* SHORT EXERCISE
Repeat the records exactly. Every line must match.

┌──

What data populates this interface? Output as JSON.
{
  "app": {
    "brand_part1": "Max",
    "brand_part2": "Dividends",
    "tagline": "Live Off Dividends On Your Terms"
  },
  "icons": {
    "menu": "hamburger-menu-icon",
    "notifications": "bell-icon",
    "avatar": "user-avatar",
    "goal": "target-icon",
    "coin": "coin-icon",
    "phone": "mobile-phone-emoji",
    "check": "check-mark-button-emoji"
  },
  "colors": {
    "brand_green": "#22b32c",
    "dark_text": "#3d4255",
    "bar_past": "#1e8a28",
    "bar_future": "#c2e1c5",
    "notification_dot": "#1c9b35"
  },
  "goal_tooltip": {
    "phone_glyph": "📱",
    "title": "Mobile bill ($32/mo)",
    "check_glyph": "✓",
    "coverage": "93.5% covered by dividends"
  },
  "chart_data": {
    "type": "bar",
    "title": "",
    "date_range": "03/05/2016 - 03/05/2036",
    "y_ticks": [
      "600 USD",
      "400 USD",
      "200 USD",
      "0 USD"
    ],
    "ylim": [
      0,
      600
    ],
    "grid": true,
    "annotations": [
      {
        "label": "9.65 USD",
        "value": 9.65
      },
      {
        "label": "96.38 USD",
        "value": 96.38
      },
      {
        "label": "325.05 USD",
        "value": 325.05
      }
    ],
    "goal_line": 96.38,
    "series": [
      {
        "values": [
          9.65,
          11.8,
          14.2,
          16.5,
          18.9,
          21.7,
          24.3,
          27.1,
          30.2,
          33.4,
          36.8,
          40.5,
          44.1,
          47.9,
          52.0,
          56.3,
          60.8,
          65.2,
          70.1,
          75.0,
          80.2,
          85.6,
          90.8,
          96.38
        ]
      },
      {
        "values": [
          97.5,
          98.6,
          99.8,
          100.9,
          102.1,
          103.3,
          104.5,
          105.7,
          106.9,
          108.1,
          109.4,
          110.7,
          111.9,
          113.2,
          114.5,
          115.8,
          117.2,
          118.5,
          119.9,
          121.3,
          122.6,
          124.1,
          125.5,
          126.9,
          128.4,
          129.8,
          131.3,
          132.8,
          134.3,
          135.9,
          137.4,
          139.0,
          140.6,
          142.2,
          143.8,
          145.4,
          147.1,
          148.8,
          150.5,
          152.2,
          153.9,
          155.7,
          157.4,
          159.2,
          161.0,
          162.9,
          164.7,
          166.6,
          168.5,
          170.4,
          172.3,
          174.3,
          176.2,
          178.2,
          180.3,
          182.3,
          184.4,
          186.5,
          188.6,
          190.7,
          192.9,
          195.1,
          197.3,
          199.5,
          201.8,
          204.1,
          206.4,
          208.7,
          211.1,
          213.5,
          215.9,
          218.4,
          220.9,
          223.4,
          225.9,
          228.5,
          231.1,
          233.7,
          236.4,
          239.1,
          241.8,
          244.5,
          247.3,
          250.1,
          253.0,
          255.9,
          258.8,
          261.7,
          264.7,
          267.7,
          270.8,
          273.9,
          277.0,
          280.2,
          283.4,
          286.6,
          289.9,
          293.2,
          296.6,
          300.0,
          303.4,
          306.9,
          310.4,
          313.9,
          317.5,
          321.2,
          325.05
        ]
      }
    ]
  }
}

└──

* SOLUTION
What data populates this interface? Output as JSON.
{
  "app": {
    "brand_part1": "Max",
    "brand_part2": "Dividends",
    "tagline": "Live Off Dividends On Your Terms"
  },
  "icons": {
    "menu": "hamburger-menu-icon",
    "notifications": "bell-icon",
    "avatar": "user-avatar",
    "goal": "target-icon",
    "coin": "coin-icon",
    "phone": "mobile-phone-emoji",
    "check": "check-mark-button-emoji"
  },
  "colors": {
    "brand_green": "#22b32c",
    "dark_text": "#3d4255",
    "bar_past": "#1e8a28",
    "bar_future": "#c2e1c5",
    "notification_dot": "#1c9b35"
  },
  "goal_tooltip": {
    "phone_glyph": "📱",
    "title": "Mobile bill ($32/mo)",
    "check_glyph": "✓",
    "coverage": "93.5% covered by dividends"
  },
  "chart_data": {
    "type": "bar",
    "title": "",
    "date_range": "03/05/2016 - 03/05/2036",
    "y_ticks": [
      "600 USD",
      "400 USD",
      "200 USD",
      "0 USD"
    ],
    "ylim": [
      0,
      600
    ],
    "grid": true,
    "annotations": [
      {
        "label": "9.65 USD",
        "value": 9.65
      },
      {
        "label": "96.38 USD",
        "value": 96.38
      },
      {
        "label": "325.05 USD",
        "value": 325.05
      }
    ],
    "goal_line": 96.38,
    "series": [
      {
        "values": [
          9.65,
          11.8,
          14.2,
          16.5,
          18.9,
          21.7,
          24.3,
          27.1,
          30.2,
          33.4,
          36.8,
          40.5,
          44.1,
          47.9,
          52.0,
          56.3,
          60.8,
          65.2,
          70.1,
          75.0,
          80.2,
          85.6,
          90.8,
          96.38
        ]
      },
      {
        "values": [
          97.5,
          98.6,
          99.8,
          100.9,
          102.1,
          103.3,
          104.5,
          105.7,
          106.9,
          108.1,
          109.4,
          110.7,
          111.9,
          113.2,
          114.5,
          115.8,
          117.2,
          118.5,
          119.9,
          121.3,
          122.6,
          124.1,
          125.5,
          126.9,
          128.4,
          129.8,
          131.3,
          132.8,
          134.3,
          135.9,
          137.4,
          139.0,
          140.6,
          142.2,
          143.8,
          145.4,
          147.1,
          148.8,
          150.5,
          152.2,
          153.9,
          155.7,
          157.4,
          159.2,
          161.0,
          162.9,
          164.7,
          166.6,
          168.5,
          170.4,
          172.3,
          174.3,
          176.2,
          178.2,
          180.3,
          182.3,
          184.4,
          186.5,
          188.6,
          190.7,
          192.9,
          195.1,
          197.3,
          199.5,
          201.8,
          204.1,
          206.4,
          208.7,
          211.1,
          213.5,
          215.9,
          218.4,
          220.9,
          223.4,
          225.9,
          228.5,
          231.1,
          233.7,
          236.4,
          239.1,
          241.8,
          244.5,
          247.3,
          250.1,
          253.0,
          255.9,
          258.8,
          261.7,
          264.7,
          267.7,
          270.8,
          273.9,
          277.0,
          280.2,
          283.4,
          286.6,
          289.9,
          293.2,
          296.6,
          300.0,
          303.4,
          306.9,
          310.4,
          313.9,
          317.5,
          321.2,
          325.05
        ]
      }
    ]
  }
}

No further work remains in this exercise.